GIVEN EXERCISE: Locate the word "this" in the entries below, then gather every line that holds it.
++++ MATERIAL SHOWN ++++
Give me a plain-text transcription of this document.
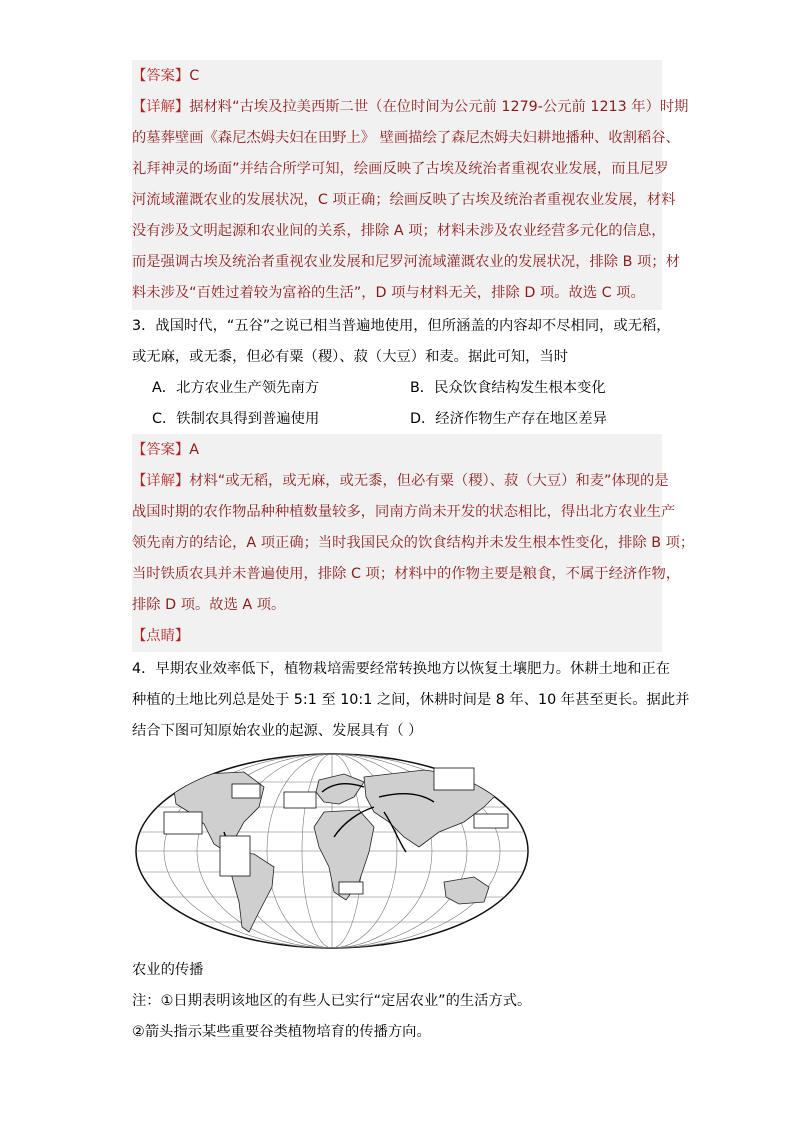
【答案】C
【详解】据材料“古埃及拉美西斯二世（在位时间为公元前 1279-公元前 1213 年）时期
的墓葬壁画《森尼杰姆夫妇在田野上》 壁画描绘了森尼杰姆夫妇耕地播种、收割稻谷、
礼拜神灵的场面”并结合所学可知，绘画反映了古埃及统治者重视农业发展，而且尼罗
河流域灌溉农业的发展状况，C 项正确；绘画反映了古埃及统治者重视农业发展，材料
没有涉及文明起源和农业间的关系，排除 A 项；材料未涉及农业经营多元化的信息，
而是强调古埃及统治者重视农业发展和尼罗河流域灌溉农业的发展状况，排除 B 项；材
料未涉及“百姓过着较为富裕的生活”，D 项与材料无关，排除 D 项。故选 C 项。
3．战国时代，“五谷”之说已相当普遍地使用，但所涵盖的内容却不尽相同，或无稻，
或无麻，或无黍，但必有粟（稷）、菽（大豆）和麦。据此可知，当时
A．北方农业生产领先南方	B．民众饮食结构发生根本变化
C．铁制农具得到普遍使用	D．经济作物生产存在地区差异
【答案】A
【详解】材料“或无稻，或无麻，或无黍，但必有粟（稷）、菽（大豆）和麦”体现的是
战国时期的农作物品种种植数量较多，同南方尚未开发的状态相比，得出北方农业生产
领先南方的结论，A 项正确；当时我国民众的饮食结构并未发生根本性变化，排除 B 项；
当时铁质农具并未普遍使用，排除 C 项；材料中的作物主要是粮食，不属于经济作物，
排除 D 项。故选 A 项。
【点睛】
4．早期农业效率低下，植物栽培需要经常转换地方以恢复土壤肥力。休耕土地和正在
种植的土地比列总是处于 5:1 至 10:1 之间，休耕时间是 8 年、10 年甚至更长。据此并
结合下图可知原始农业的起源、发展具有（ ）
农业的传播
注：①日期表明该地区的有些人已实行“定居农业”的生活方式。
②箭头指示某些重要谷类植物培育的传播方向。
++++
++++ MATERIAL SHOWN ++++
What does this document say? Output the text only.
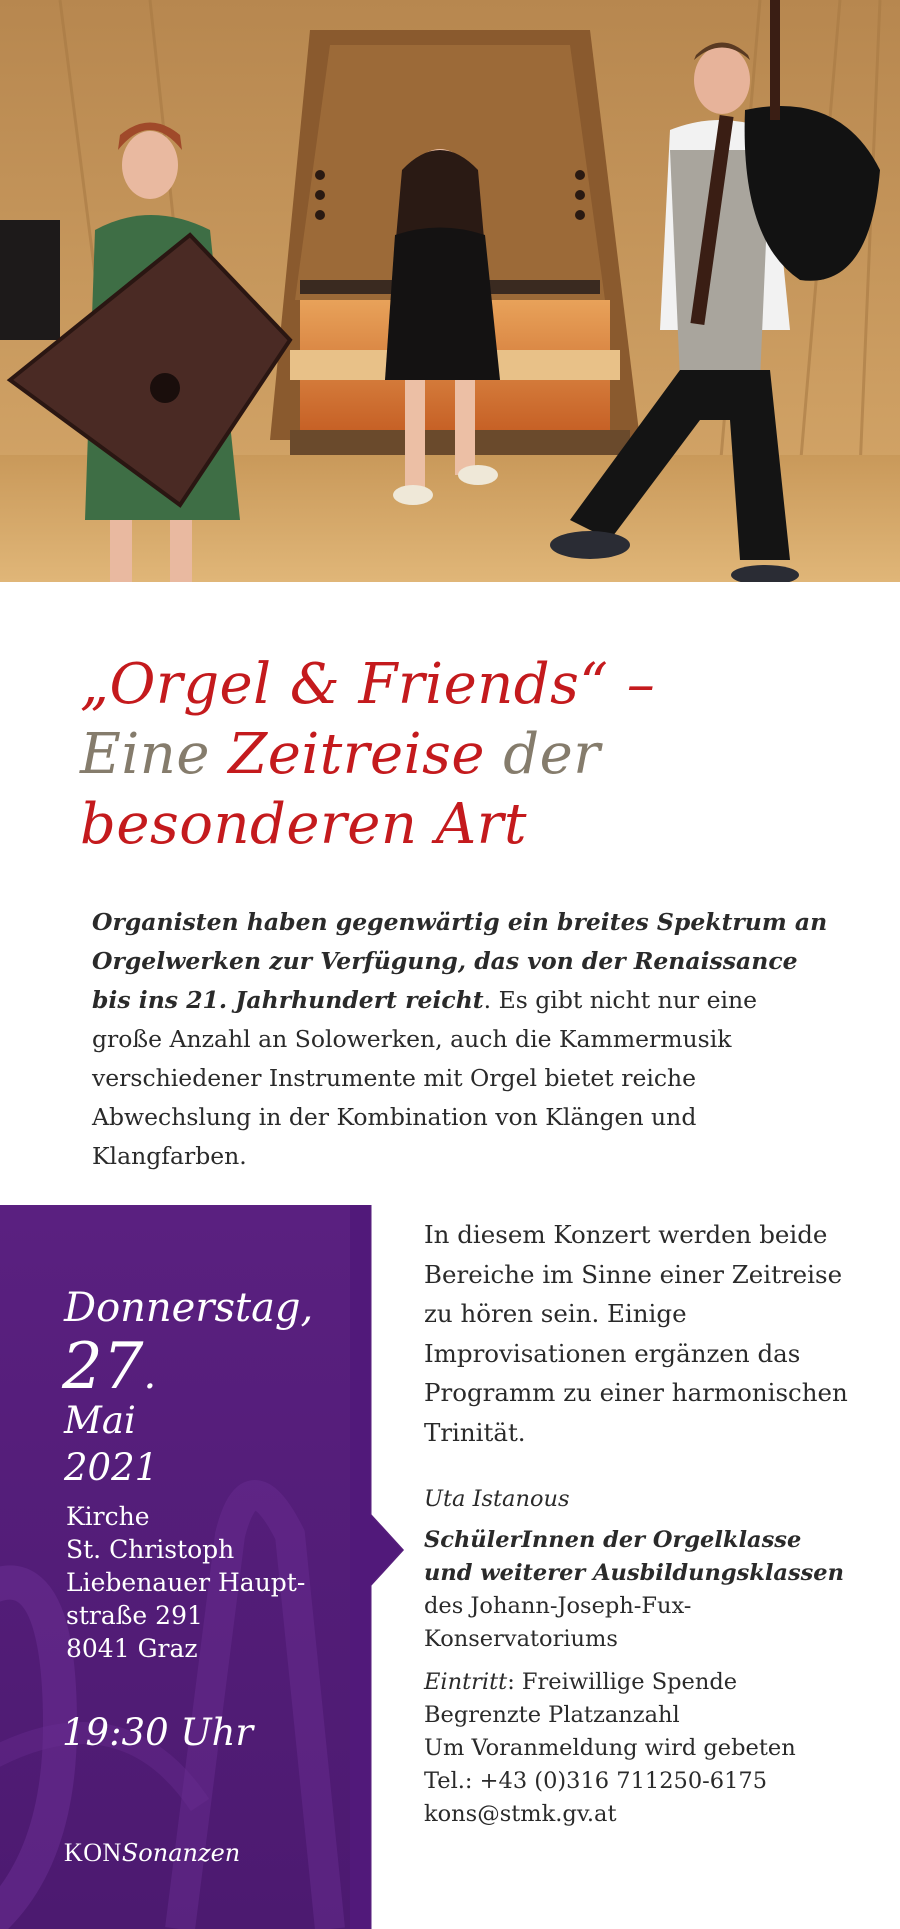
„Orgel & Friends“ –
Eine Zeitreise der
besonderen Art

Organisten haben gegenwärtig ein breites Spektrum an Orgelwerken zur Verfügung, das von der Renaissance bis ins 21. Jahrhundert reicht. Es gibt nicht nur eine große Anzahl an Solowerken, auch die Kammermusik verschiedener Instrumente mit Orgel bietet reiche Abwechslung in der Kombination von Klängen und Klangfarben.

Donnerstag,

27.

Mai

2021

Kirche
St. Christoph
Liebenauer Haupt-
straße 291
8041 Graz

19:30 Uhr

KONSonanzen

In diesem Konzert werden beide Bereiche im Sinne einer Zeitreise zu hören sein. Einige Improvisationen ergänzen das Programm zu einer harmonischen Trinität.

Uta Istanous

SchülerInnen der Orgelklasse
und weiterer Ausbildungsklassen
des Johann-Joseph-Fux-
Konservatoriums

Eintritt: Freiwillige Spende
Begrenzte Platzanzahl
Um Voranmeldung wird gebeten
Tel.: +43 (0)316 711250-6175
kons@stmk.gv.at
++++
OUTPUT:
Give me a plain-text transcription of this document.
What does this document say? Output the text only.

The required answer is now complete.